Extrait choisi:
•••

À l’heure où la fragilité des systèmes sanitaires africains devient une évidence, la première Conférence de haut niveau sur le Financement de la santé en Afrique, tenue à Cotonou les 10 et 11 juillet 2025, a fait émerger un consensus : pour bâtir des systèmes de santé résilients, il faut dépasser les modèles classiques et intégrer pleinement le secteur privé dans une dynamique de partenariat public-privé bien encadrée.
Organisée par la Plateforme du Secteur Sanitaire Privé du Bénin (PSSP), avec le soutien du gouvernement et de partenaires techniques et financiers, cette conférence a réuni pendant deux jours des décideurs politiques, des représentants d’organisations régionales, d’ONG, de plateformes privées et d’agences onusiennes, dans une démarche résolument tournée vers l’action. Cette initiative a été fortement soutenue par le peuple américain ainsi que SpeakUpAfrica. Le thème principal de cette rencontre est : « Construire des systèmes de santé résilients : Tirer parti des partenariats public-privé pour un financement durable de la santé ».

•••

Informations fournies:
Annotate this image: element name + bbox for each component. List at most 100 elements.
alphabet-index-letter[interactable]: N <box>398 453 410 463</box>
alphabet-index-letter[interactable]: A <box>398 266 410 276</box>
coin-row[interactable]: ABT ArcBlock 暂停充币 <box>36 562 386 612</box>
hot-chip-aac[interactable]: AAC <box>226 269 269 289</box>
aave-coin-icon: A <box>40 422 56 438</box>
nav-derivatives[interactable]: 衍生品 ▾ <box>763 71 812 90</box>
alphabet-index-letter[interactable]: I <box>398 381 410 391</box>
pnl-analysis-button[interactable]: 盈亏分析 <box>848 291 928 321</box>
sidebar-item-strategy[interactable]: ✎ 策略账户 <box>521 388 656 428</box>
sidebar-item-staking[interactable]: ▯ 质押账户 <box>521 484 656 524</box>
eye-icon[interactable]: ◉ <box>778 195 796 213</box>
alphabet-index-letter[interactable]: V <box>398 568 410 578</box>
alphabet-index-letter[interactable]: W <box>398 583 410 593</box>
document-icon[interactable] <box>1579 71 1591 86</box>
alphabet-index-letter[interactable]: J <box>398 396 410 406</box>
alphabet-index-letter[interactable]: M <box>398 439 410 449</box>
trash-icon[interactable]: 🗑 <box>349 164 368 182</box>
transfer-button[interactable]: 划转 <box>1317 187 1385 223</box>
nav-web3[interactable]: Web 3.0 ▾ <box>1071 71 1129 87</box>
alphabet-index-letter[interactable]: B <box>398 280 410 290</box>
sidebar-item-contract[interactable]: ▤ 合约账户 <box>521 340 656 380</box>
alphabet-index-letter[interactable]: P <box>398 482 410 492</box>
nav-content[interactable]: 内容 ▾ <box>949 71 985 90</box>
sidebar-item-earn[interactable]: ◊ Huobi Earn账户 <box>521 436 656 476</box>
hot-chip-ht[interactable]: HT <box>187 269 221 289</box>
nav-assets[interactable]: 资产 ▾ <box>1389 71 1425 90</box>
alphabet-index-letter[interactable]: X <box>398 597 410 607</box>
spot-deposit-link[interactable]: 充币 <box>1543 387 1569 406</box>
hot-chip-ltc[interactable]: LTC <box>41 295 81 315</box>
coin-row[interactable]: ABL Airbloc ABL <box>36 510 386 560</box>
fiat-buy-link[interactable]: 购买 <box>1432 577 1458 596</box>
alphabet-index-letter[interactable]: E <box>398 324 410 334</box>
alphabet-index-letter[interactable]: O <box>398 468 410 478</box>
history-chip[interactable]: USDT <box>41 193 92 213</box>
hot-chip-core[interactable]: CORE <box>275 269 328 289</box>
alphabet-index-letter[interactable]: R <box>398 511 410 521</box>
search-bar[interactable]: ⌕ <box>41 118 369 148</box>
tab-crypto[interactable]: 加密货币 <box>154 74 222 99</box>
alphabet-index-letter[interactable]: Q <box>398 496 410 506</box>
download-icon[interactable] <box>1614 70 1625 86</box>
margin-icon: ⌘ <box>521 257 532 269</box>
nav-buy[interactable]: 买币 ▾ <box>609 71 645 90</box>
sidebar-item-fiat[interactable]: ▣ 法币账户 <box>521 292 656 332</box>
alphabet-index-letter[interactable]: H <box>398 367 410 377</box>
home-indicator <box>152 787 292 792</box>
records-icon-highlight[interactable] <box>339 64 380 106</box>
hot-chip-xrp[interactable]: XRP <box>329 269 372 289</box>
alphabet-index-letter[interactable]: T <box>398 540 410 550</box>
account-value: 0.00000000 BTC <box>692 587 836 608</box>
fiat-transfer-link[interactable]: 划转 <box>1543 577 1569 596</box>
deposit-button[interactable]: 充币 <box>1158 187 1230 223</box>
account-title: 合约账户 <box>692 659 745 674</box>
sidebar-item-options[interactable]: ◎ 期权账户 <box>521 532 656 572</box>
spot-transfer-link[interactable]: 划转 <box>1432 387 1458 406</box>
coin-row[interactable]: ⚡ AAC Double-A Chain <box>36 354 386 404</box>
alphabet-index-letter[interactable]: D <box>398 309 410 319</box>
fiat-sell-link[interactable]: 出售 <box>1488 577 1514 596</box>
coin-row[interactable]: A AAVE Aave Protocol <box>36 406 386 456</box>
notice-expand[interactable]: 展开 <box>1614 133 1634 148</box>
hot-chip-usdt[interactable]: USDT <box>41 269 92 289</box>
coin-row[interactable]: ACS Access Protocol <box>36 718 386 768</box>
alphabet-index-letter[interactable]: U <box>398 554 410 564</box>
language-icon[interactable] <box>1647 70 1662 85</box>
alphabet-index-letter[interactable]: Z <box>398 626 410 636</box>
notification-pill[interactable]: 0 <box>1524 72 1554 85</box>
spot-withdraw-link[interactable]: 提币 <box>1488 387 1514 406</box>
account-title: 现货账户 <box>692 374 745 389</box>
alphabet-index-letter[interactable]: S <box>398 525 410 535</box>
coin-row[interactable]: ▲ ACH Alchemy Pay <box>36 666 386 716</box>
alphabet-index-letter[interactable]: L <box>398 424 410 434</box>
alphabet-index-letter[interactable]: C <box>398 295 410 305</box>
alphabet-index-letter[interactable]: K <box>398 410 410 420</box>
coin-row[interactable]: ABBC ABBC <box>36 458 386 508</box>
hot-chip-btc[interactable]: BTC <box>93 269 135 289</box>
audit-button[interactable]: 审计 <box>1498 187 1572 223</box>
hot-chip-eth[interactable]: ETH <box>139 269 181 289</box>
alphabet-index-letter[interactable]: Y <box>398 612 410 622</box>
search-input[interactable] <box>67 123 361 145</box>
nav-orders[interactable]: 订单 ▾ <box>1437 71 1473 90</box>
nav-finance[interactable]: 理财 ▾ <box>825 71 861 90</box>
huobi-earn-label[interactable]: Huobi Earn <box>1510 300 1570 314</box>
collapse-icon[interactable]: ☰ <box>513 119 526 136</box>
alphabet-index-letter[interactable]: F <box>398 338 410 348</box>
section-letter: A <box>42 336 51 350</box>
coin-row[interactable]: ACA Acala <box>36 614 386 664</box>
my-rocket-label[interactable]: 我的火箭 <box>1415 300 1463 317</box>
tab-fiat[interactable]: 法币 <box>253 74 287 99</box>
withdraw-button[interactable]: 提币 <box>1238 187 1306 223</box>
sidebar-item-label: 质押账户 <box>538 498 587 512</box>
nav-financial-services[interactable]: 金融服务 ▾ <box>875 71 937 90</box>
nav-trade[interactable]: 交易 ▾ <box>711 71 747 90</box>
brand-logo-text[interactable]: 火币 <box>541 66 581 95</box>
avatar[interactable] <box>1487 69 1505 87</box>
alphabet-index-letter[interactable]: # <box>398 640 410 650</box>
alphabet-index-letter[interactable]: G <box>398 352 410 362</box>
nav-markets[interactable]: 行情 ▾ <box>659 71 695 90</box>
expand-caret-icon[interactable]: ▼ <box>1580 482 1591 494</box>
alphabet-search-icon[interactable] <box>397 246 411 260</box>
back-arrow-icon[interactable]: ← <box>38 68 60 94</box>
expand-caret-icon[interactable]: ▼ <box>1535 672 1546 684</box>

•••

Tâche demandée: Dressez la liste de toutes les catégories de participants que la conférence de Cotonou a réunies pendant deux jours, d'après l'extrait choisi.

Tâche réalisée:
- décideurs politiques
- représentants d'organisations régionales
- représentants d'ONG
- représentants de plateformes privées
- représentants d'agences onusiennes